-- begin Material for this task --

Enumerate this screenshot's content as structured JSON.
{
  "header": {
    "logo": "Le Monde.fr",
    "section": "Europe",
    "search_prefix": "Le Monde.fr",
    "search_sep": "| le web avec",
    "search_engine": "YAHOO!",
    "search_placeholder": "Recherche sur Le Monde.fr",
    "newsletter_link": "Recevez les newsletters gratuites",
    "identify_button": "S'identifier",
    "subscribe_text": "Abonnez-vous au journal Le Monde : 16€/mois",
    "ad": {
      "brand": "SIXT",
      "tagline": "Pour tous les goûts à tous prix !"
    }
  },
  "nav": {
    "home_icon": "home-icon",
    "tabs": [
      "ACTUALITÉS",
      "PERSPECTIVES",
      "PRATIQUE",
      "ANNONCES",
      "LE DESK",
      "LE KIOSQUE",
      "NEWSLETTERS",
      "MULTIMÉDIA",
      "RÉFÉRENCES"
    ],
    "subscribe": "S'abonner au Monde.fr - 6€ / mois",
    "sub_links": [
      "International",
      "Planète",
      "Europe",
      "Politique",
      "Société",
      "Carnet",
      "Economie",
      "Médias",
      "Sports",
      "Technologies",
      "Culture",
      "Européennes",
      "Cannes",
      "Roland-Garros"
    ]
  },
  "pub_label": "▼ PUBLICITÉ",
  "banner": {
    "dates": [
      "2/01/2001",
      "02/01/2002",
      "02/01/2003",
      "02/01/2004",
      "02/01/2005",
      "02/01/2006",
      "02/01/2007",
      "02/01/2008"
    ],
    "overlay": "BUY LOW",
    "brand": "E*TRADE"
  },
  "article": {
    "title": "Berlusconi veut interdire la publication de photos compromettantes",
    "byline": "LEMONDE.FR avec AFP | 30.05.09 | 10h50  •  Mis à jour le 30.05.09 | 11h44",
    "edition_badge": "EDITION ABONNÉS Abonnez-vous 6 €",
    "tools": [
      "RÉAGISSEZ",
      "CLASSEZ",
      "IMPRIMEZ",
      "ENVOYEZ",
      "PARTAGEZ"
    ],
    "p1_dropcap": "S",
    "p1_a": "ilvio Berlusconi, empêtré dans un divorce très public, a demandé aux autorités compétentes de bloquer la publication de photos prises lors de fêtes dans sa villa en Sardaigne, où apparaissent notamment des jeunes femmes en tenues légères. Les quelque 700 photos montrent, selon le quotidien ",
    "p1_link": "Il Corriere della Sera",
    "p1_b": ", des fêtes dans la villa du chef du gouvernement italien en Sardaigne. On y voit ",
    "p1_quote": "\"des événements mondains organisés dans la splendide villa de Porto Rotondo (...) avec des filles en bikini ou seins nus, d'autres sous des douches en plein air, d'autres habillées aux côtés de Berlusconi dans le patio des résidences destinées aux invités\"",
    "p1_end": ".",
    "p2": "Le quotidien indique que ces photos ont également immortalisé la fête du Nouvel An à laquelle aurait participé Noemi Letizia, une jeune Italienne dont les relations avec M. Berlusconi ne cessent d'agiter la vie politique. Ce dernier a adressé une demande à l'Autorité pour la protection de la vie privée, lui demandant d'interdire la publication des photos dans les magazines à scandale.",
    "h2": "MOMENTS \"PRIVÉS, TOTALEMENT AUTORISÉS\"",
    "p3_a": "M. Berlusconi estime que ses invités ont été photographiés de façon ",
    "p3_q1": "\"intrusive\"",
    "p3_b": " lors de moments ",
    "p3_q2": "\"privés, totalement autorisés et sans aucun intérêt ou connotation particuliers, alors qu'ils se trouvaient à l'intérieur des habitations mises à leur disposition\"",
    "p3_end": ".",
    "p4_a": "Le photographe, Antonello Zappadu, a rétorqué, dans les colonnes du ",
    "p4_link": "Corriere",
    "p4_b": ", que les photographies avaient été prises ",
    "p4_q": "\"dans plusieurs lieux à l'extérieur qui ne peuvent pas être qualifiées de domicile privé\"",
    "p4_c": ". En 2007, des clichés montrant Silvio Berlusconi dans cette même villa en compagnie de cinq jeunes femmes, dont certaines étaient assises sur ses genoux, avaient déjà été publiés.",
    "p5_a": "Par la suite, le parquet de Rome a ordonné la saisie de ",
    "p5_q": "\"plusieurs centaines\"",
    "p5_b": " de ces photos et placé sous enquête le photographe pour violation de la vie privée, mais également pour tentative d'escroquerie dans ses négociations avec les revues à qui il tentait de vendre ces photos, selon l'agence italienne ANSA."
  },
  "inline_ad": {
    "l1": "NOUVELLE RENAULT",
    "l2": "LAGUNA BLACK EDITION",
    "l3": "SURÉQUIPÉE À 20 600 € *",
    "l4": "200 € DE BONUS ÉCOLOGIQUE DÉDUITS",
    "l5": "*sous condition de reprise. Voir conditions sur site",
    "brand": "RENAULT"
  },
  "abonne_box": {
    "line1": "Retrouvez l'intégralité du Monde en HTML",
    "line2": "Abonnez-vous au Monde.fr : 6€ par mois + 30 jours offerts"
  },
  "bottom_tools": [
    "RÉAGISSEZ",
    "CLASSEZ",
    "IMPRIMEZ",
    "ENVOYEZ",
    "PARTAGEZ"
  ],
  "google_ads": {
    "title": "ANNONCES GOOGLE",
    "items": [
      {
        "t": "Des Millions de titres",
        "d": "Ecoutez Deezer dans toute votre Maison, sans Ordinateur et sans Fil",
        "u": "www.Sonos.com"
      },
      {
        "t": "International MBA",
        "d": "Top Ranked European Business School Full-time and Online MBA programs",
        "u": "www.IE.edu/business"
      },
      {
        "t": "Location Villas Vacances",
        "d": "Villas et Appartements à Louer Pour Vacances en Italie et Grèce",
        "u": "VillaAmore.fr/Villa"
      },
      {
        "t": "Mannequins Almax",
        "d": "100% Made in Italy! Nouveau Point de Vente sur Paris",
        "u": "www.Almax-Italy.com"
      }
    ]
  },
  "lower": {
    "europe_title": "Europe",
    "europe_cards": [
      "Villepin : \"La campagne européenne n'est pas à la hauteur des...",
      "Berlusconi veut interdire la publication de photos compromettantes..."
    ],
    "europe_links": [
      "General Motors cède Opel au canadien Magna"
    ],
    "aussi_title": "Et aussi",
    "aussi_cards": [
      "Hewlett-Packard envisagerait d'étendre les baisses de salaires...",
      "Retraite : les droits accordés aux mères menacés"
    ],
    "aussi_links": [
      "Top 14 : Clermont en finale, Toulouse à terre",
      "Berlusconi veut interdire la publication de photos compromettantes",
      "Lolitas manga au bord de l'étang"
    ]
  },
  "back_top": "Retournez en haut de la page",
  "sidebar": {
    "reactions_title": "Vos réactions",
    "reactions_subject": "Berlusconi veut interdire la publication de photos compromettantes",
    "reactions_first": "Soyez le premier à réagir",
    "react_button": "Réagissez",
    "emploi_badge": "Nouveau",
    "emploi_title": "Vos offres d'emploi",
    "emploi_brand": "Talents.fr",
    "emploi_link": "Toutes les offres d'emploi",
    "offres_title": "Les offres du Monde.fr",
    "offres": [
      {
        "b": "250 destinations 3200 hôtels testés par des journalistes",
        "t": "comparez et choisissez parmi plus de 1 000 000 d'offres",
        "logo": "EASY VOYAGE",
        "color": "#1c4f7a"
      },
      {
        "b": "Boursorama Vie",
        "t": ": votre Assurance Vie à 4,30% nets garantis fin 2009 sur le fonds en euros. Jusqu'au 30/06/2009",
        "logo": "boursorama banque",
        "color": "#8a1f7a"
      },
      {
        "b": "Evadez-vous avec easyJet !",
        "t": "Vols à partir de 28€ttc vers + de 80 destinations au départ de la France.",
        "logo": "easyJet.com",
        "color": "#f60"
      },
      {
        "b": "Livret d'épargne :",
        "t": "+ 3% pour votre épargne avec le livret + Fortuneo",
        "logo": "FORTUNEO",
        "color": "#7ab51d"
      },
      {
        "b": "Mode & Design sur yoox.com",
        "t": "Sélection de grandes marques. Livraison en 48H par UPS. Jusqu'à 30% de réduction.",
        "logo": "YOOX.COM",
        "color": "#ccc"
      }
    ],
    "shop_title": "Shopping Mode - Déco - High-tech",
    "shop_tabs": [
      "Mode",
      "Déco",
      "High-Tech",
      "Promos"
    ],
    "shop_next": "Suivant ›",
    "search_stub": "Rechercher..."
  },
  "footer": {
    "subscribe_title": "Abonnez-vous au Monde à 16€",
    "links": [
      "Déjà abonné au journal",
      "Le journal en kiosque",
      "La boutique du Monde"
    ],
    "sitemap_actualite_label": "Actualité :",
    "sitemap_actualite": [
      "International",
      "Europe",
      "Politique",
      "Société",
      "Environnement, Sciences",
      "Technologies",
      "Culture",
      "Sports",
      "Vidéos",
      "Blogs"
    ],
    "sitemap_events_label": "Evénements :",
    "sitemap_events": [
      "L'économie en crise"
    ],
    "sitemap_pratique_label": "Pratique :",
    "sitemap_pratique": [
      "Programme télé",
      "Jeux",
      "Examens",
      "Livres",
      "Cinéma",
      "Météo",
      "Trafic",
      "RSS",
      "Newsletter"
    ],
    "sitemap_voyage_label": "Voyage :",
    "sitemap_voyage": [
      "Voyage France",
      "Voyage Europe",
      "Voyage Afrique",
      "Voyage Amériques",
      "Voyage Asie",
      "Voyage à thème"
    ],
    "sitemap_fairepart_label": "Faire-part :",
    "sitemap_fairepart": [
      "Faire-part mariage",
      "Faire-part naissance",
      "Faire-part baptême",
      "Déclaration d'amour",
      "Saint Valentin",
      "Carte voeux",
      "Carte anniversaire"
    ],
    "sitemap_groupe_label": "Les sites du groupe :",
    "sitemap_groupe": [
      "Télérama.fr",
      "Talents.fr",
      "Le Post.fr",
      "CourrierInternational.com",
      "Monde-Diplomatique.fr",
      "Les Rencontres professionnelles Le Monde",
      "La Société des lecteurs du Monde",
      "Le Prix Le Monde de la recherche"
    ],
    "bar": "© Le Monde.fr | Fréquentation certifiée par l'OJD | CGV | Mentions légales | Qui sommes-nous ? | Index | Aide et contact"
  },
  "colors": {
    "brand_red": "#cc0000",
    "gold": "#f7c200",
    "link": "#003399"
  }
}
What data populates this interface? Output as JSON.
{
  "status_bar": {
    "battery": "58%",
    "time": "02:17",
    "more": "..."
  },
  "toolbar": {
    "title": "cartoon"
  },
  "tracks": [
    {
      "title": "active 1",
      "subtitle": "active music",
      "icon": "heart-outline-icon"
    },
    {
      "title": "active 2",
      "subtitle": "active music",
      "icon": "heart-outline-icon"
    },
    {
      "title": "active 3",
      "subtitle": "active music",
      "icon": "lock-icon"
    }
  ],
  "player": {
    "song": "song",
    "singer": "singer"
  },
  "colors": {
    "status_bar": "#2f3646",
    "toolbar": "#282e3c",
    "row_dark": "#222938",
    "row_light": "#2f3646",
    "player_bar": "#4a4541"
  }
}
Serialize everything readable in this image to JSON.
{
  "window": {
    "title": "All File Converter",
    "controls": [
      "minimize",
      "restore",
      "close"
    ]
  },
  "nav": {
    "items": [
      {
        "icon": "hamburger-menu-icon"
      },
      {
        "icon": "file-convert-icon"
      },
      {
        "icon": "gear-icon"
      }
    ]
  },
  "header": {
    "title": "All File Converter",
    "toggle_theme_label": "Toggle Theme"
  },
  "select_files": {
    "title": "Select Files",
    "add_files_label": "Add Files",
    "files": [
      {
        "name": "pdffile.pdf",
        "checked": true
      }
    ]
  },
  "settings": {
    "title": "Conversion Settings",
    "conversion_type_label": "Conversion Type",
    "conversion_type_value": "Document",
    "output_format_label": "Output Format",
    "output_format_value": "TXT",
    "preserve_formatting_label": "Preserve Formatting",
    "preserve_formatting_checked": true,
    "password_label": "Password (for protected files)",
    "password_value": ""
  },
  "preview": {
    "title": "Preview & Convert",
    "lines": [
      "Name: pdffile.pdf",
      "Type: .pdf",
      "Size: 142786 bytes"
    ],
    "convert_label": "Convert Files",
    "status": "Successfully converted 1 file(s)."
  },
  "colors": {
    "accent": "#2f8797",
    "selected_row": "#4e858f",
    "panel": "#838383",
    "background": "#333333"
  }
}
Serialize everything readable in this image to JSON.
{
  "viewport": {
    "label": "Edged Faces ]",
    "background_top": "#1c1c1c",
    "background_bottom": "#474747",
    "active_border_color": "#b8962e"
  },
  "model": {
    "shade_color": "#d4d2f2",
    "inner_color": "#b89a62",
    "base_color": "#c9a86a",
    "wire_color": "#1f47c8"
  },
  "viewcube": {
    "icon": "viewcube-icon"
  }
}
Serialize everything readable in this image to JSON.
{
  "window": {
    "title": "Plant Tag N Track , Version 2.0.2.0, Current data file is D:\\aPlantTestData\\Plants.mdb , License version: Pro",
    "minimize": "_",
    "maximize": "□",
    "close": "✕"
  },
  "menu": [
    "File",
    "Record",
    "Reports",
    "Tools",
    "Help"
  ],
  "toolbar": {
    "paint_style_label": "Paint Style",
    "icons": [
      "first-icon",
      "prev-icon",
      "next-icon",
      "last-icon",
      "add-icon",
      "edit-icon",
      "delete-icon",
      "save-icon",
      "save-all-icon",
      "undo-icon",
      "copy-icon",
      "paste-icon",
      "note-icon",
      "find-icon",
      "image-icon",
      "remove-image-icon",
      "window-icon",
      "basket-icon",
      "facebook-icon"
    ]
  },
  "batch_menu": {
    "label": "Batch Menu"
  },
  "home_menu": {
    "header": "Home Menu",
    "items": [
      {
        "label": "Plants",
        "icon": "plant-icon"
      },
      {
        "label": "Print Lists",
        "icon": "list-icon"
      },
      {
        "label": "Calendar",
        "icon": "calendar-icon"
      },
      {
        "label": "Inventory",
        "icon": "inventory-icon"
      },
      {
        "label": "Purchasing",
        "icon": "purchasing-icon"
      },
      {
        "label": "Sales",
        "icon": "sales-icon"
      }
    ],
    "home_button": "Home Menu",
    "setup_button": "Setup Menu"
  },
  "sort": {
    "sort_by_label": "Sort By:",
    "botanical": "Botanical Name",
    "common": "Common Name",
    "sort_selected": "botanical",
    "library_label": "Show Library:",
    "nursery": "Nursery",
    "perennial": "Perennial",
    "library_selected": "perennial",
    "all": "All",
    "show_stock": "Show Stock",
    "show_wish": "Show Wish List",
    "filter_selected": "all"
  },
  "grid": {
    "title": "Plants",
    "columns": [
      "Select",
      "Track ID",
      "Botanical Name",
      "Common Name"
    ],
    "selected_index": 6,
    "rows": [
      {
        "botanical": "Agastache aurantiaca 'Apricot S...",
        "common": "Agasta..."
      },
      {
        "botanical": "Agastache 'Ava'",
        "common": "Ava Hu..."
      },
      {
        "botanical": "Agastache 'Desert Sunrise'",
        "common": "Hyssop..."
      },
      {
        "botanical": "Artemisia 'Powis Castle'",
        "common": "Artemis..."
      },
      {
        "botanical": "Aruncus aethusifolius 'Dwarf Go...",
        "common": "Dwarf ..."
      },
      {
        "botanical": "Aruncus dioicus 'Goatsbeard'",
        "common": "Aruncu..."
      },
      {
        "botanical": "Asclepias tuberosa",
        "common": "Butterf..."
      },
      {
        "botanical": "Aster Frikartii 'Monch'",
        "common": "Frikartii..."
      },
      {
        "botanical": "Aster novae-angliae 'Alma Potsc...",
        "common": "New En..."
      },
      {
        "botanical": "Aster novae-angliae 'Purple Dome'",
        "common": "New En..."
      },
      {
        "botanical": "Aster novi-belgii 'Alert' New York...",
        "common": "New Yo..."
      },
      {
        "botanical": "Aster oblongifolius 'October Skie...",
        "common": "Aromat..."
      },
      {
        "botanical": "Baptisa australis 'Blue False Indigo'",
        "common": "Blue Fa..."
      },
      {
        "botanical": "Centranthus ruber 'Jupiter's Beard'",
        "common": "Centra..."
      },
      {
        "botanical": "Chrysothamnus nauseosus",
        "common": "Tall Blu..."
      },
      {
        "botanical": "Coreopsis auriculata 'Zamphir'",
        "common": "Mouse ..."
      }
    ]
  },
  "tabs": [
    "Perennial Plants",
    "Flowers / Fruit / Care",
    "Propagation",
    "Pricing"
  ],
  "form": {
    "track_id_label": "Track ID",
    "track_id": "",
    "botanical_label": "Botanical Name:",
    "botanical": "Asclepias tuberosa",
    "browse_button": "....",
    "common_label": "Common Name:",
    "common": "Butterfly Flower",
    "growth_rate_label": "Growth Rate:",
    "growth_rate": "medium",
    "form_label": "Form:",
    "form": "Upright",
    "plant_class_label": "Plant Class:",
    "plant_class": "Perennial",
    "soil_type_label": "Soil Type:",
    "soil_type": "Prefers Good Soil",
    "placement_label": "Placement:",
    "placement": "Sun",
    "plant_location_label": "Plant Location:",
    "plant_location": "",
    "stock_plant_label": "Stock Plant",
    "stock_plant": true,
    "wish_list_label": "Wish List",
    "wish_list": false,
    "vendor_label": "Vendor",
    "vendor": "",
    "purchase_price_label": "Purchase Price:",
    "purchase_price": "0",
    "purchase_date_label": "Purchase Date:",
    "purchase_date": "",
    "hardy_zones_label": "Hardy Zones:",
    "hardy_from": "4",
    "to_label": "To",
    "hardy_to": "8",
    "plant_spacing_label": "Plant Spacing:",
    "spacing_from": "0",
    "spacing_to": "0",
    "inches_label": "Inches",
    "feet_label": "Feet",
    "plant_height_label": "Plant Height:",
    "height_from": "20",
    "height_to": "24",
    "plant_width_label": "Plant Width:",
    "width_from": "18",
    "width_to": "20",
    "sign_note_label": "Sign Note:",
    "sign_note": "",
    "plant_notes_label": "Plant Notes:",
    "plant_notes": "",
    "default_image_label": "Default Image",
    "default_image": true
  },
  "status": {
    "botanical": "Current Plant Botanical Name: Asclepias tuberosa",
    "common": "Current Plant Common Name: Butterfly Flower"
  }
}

-- end Material for this task --

**Instructions to follow**
Scan the material above for the word "Vacances". Copy each line where it occurs.

**Output of the exercise**
        "t": "Location Villas Vacances",
        "d": "Villas et Appartements à Louer Pour Vacances en Italie et Grèce",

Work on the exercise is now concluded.